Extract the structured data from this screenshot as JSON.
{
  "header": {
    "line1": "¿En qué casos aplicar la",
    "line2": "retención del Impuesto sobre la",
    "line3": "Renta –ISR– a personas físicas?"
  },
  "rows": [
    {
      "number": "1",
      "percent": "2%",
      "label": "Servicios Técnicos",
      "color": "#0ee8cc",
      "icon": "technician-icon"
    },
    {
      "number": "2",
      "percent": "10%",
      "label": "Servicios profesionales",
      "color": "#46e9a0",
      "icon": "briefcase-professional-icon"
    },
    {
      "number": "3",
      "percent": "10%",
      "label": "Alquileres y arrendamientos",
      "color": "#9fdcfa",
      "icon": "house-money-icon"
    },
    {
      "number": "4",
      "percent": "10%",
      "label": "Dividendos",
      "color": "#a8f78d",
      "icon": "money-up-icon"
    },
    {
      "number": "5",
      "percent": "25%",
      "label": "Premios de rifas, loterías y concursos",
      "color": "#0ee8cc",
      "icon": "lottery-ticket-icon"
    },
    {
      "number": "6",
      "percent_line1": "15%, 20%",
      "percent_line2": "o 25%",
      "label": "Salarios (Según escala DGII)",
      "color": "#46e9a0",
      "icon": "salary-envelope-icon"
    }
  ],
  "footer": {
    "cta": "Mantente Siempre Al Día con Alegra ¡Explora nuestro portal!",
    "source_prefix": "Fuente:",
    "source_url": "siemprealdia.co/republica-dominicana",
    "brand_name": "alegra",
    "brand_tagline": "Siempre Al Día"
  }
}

****

__PROBLEM TO WORK ON__. Using the records given above, list every line that includes the word "money".

__OUTPUT__.
      "icon": "house-money-icon"
      "icon": "money-up-icon"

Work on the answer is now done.